(Collected data entries)
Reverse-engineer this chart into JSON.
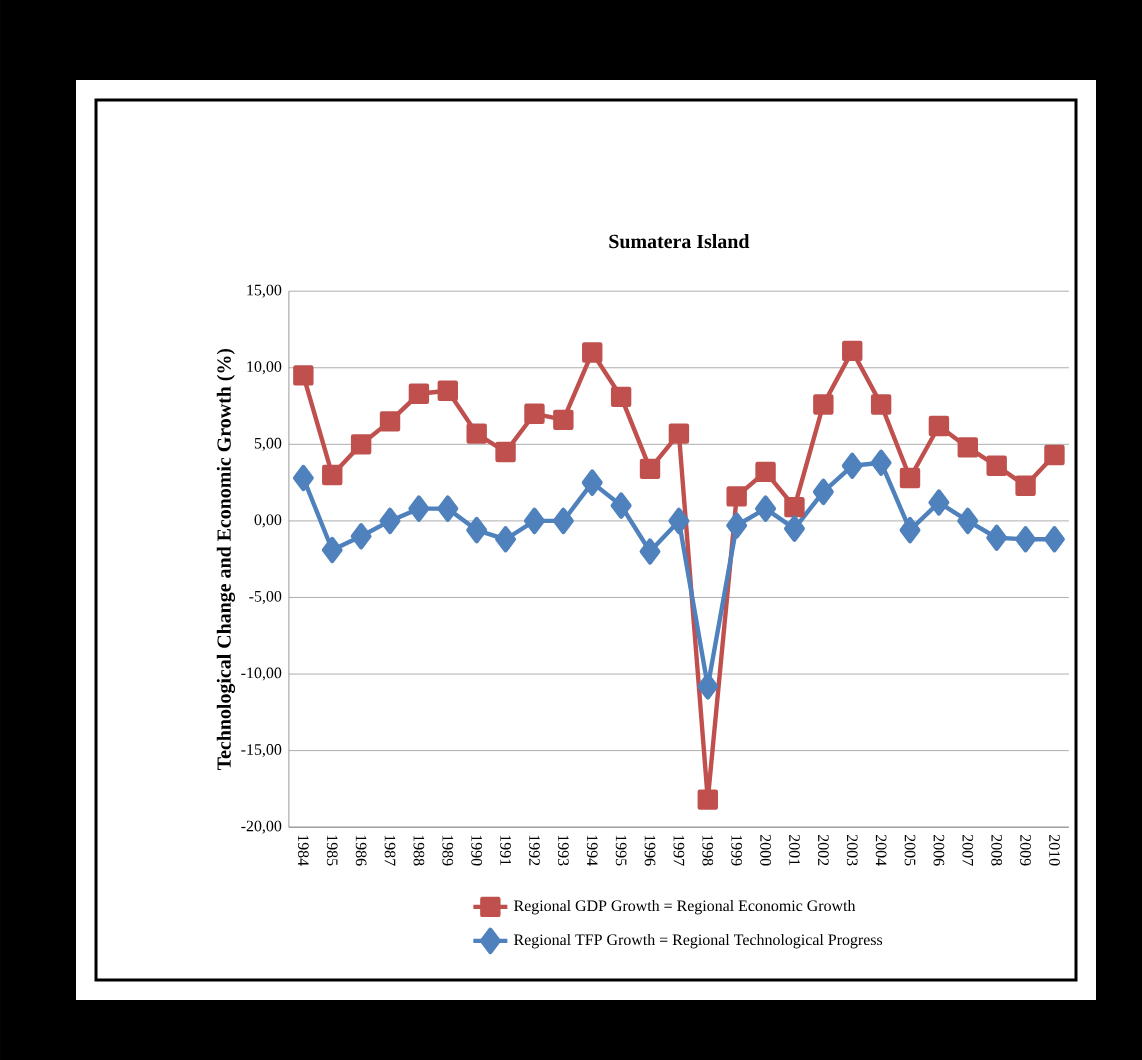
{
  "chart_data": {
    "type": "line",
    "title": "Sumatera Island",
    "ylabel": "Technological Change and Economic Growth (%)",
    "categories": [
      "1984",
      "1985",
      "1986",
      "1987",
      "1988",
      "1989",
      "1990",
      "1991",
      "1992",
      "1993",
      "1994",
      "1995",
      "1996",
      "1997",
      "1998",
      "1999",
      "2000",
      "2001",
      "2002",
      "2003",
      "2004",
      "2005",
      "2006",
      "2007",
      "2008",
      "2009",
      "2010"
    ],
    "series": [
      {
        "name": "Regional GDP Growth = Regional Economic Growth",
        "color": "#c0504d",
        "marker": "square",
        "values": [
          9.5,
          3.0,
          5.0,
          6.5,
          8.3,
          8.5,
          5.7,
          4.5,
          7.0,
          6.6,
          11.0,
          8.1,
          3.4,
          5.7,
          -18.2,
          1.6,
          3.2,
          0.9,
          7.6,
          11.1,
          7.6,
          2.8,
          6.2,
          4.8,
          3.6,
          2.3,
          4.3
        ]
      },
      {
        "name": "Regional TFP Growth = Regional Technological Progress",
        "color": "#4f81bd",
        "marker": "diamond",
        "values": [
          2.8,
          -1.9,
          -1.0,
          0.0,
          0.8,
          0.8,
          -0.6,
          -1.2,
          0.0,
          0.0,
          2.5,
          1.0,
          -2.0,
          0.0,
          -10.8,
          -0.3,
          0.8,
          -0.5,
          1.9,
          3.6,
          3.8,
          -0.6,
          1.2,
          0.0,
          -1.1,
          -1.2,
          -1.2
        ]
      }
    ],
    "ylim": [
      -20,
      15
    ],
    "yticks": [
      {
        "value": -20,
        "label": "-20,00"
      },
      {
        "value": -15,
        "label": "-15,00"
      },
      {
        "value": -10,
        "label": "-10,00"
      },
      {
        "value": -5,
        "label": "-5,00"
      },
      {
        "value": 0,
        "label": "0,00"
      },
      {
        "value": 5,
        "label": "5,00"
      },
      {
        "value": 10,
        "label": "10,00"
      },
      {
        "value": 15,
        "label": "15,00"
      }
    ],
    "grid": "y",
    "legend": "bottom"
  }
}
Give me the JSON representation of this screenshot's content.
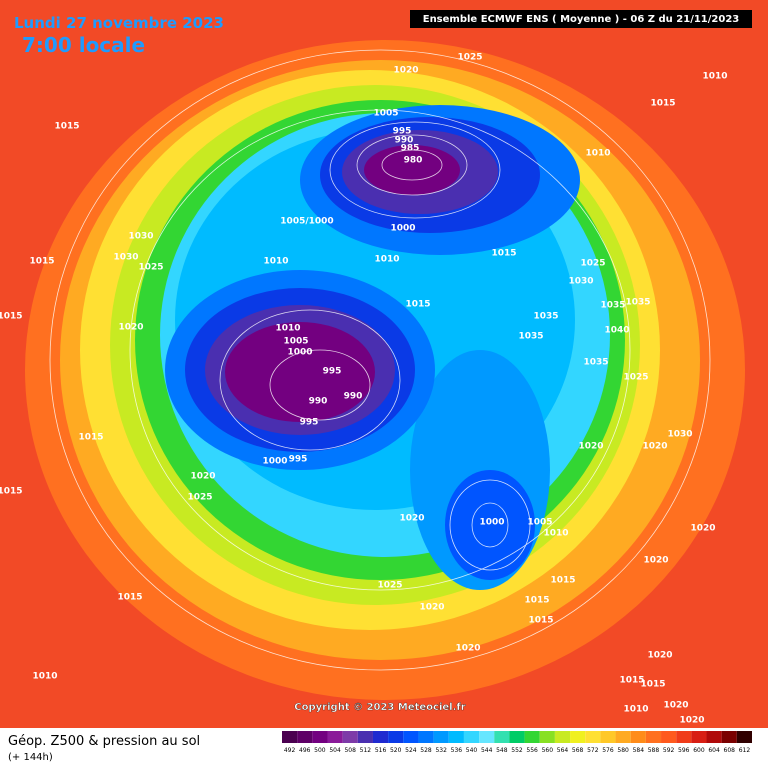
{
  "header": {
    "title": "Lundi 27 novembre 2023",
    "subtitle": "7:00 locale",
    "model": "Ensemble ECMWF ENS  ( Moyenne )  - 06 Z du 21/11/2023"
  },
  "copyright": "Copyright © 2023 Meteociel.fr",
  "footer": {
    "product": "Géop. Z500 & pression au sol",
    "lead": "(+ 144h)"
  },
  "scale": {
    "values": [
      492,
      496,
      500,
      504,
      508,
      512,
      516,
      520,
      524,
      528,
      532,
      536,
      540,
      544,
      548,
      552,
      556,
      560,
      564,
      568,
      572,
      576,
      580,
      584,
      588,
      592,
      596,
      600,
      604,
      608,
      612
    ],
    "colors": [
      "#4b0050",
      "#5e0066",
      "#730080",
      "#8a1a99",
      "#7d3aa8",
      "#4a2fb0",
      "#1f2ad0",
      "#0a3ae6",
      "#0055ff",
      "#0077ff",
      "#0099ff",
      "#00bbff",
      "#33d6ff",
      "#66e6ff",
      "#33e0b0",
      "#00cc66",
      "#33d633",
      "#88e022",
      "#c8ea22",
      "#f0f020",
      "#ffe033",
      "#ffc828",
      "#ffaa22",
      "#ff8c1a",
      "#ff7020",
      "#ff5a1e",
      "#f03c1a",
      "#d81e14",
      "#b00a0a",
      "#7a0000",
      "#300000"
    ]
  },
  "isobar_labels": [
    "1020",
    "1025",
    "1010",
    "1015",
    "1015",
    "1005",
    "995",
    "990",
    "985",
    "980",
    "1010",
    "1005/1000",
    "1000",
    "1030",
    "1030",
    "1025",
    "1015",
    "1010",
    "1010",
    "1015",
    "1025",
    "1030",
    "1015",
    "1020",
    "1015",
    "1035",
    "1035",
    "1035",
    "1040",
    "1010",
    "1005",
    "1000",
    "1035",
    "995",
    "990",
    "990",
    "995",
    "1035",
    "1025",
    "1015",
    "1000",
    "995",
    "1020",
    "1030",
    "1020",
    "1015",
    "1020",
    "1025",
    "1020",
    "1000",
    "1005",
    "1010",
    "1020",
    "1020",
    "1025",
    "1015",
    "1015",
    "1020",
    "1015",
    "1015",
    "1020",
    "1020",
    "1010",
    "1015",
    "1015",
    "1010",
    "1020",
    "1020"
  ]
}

- Your instructions -
Print each record exactly as it stands, leaving the images out.

- Written solution -
Reverse-engineer this chart into JSON.
{
  "chart_data": {
    "type": "line",
    "title": "Sumatera Island",
    "ylabel": "Technological Change and Economic Growth (%)",
    "categories": [
      "1984",
      "1985",
      "1986",
      "1987",
      "1988",
      "1989",
      "1990",
      "1991",
      "1992",
      "1993",
      "1994",
      "1995",
      "1996",
      "1997",
      "1998",
      "1999",
      "2000",
      "2001",
      "2002",
      "2003",
      "2004",
      "2005",
      "2006",
      "2007",
      "2008",
      "2009",
      "2010"
    ],
    "series": [
      {
        "name": "Regional GDP Growth = Regional Economic Growth",
        "color": "#c0504d",
        "marker": "square",
        "values": [
          9.5,
          3.0,
          5.0,
          6.5,
          8.3,
          8.5,
          5.7,
          4.5,
          7.0,
          6.6,
          11.0,
          8.1,
          3.4,
          5.7,
          -18.2,
          1.6,
          3.2,
          0.9,
          7.6,
          11.1,
          7.6,
          2.8,
          6.2,
          4.8,
          3.6,
          2.3,
          4.3
        ]
      },
      {
        "name": "Regional TFP Growth = Regional Technological Progress",
        "color": "#4f81bd",
        "marker": "diamond",
        "values": [
          2.8,
          -1.9,
          -1.0,
          0.0,
          0.8,
          0.8,
          -0.6,
          -1.2,
          0.0,
          0.0,
          2.5,
          1.0,
          -2.0,
          0.0,
          -10.8,
          -0.3,
          0.8,
          -0.5,
          1.9,
          3.6,
          3.8,
          -0.6,
          1.2,
          0.0,
          -1.1,
          -1.2,
          -1.2
        ]
      }
    ],
    "ylim": [
      -20,
      15
    ],
    "yticks": [
      {
        "value": -20,
        "label": "-20,00"
      },
      {
        "value": -15,
        "label": "-15,00"
      },
      {
        "value": -10,
        "label": "-10,00"
      },
      {
        "value": -5,
        "label": "-5,00"
      },
      {
        "value": 0,
        "label": "0,00"
      },
      {
        "value": 5,
        "label": "5,00"
      },
      {
        "value": 10,
        "label": "10,00"
      },
      {
        "value": 15,
        "label": "15,00"
      }
    ],
    "grid": "y",
    "legend": "bottom"
  }
}
Give me the JSON representation of this screenshot's content.
{
  "header": {
    "title": "Lundi 27 novembre 2023",
    "subtitle": "7:00 locale",
    "model": "Ensemble ECMWF ENS  ( Moyenne )  - 06 Z du 21/11/2023"
  },
  "copyright": "Copyright © 2023 Meteociel.fr",
  "footer": {
    "product": "Géop. Z500 & pression au sol",
    "lead": "(+ 144h)"
  },
  "scale": {
    "values": [
      492,
      496,
      500,
      504,
      508,
      512,
      516,
      520,
      524,
      528,
      532,
      536,
      540,
      544,
      548,
      552,
      556,
      560,
      564,
      568,
      572,
      576,
      580,
      584,
      588,
      592,
      596,
      600,
      604,
      608,
      612
    ],
    "colors": [
      "#4b0050",
      "#5e0066",
      "#730080",
      "#8a1a99",
      "#7d3aa8",
      "#4a2fb0",
      "#1f2ad0",
      "#0a3ae6",
      "#0055ff",
      "#0077ff",
      "#0099ff",
      "#00bbff",
      "#33d6ff",
      "#66e6ff",
      "#33e0b0",
      "#00cc66",
      "#33d633",
      "#88e022",
      "#c8ea22",
      "#f0f020",
      "#ffe033",
      "#ffc828",
      "#ffaa22",
      "#ff8c1a",
      "#ff7020",
      "#ff5a1e",
      "#f03c1a",
      "#d81e14",
      "#b00a0a",
      "#7a0000",
      "#300000"
    ]
  },
  "isobar_labels": [
    "1020",
    "1025",
    "1010",
    "1015",
    "1015",
    "1005",
    "995",
    "990",
    "985",
    "980",
    "1010",
    "1005/1000",
    "1000",
    "1030",
    "1030",
    "1025",
    "1015",
    "1010",
    "1010",
    "1015",
    "1025",
    "1030",
    "1015",
    "1020",
    "1015",
    "1035",
    "1035",
    "1035",
    "1040",
    "1010",
    "1005",
    "1000",
    "1035",
    "995",
    "990",
    "990",
    "995",
    "1035",
    "1025",
    "1015",
    "1000",
    "995",
    "1020",
    "1030",
    "1020",
    "1015",
    "1020",
    "1025",
    "1020",
    "1000",
    "1005",
    "1010",
    "1020",
    "1020",
    "1025",
    "1015",
    "1015",
    "1020",
    "1015",
    "1015",
    "1020",
    "1020",
    "1010",
    "1015",
    "1015",
    "1010",
    "1020",
    "1020"
  ]
}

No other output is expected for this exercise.